START Excerpted records
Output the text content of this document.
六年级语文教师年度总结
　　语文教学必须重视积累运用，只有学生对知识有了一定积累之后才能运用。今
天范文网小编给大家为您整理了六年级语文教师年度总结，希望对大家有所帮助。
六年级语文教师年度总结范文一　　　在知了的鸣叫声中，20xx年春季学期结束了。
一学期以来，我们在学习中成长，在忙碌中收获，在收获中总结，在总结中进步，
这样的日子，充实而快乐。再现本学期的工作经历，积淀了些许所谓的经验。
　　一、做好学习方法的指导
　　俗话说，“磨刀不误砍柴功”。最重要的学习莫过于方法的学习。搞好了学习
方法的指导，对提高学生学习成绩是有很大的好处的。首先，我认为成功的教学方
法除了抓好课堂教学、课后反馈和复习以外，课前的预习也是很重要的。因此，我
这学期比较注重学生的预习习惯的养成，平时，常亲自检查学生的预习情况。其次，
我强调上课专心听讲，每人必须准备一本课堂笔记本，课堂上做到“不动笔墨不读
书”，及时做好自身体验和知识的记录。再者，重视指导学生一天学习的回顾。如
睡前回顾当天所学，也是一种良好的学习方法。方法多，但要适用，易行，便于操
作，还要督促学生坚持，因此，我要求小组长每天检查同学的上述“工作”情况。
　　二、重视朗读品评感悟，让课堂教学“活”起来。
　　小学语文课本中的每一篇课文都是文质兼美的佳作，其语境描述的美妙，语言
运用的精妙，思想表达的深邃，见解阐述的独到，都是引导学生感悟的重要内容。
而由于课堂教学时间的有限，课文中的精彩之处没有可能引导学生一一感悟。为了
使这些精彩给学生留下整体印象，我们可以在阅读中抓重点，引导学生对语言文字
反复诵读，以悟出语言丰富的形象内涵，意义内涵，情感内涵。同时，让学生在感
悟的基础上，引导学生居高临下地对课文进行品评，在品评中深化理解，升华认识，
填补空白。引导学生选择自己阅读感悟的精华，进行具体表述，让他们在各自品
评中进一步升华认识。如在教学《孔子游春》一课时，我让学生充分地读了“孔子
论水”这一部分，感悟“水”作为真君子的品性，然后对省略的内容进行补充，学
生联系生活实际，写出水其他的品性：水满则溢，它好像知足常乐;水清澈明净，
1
END Excerpted records
→ Work required
From the records above, extract every entry verbatim.

→ Task solution
Output the text content of this document.
六年级语文教师年度总结
　　语文教学必须重视积累运用，只有学生对知识有了一定积累之后才能运用。今
天范文网小编给大家为您整理了六年级语文教师年度总结，希望对大家有所帮助。
六年级语文教师年度总结范文一　　　在知了的鸣叫声中，20xx年春季学期结束了。
一学期以来，我们在学习中成长，在忙碌中收获，在收获中总结，在总结中进步，
这样的日子，充实而快乐。再现本学期的工作经历，积淀了些许所谓的经验。
　　一、做好学习方法的指导
　　俗话说，“磨刀不误砍柴功”。最重要的学习莫过于方法的学习。搞好了学习
方法的指导，对提高学生学习成绩是有很大的好处的。首先，我认为成功的教学方
法除了抓好课堂教学、课后反馈和复习以外，课前的预习也是很重要的。因此，我
这学期比较注重学生的预习习惯的养成，平时，常亲自检查学生的预习情况。其次，
我强调上课专心听讲，每人必须准备一本课堂笔记本，课堂上做到“不动笔墨不读
书”，及时做好自身体验和知识的记录。再者，重视指导学生一天学习的回顾。如
睡前回顾当天所学，也是一种良好的学习方法。方法多，但要适用，易行，便于操
作，还要督促学生坚持，因此，我要求小组长每天检查同学的上述“工作”情况。
　　二、重视朗读品评感悟，让课堂教学“活”起来。
　　小学语文课本中的每一篇课文都是文质兼美的佳作，其语境描述的美妙，语言
运用的精妙，思想表达的深邃，见解阐述的独到，都是引导学生感悟的重要内容。
而由于课堂教学时间的有限，课文中的精彩之处没有可能引导学生一一感悟。为了
使这些精彩给学生留下整体印象，我们可以在阅读中抓重点，引导学生对语言文字
反复诵读，以悟出语言丰富的形象内涵，意义内涵，情感内涵。同时，让学生在感
悟的基础上，引导学生居高临下地对课文进行品评，在品评中深化理解，升华认识，
填补空白。引导学生选择自己阅读感悟的精华，进行具体表述，让他们在各自品
评中进一步升华认识。如在教学《孔子游春》一课时，我让学生充分地读了“孔子
论水”这一部分，感悟“水”作为真君子的品性，然后对省略的内容进行补充，学
生联系生活实际，写出水其他的品性：水满则溢，它好像知足常乐;水清澈明净，
1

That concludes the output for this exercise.